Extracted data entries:
________________________________________
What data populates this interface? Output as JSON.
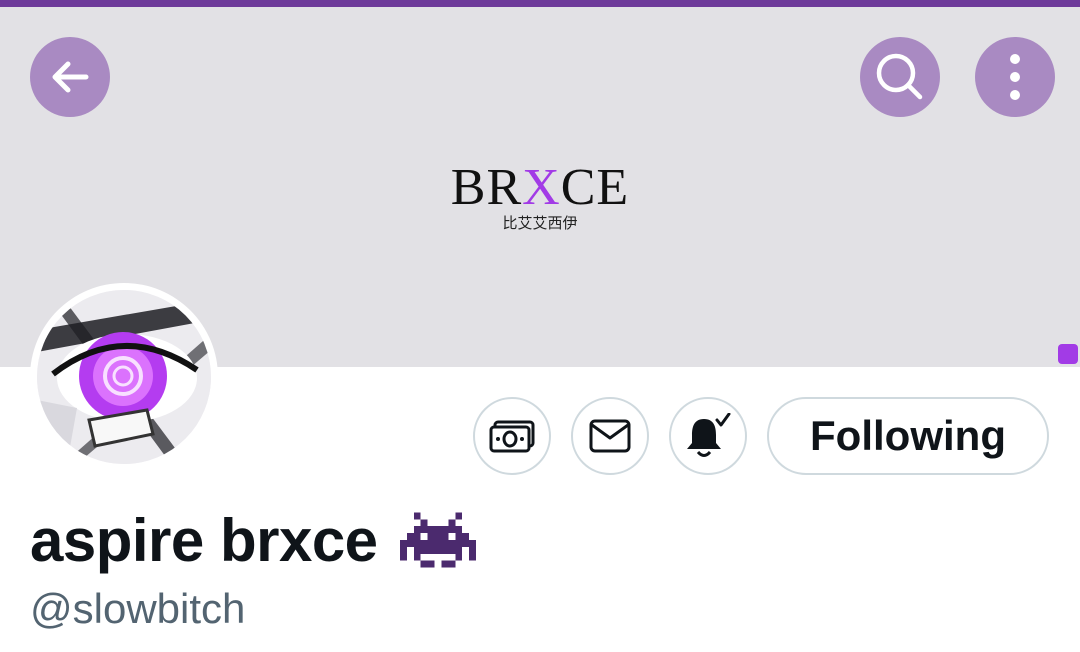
{
  "banner": {
    "brand_prefix": "BR",
    "brand_accent": "X",
    "brand_suffix": "CE",
    "brand_subtitle": "比艾艾西伊",
    "background": "#e2e1e5",
    "accent_color": "#a23be6"
  },
  "header": {
    "accent_bar_color": "#6e3a9a",
    "back_icon": "arrow-left-icon",
    "search_icon": "search-icon",
    "more_icon": "more-vertical-icon",
    "button_color": "#a98ac2"
  },
  "profile": {
    "display_name": "aspire brxce",
    "name_emoji": "space-invader-emoji",
    "handle": "@slowbitch",
    "avatar": "avatar-purple-eye"
  },
  "actions": {
    "tip_icon": "money-icon",
    "message_icon": "envelope-icon",
    "notify_icon": "bell-check-icon",
    "following_label": "Following"
  }
}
________________________________________
* WHAT TO DO
Nothing but a number is needed here: how many lines hold the string "icon"?

* SOLUTION BELOW
6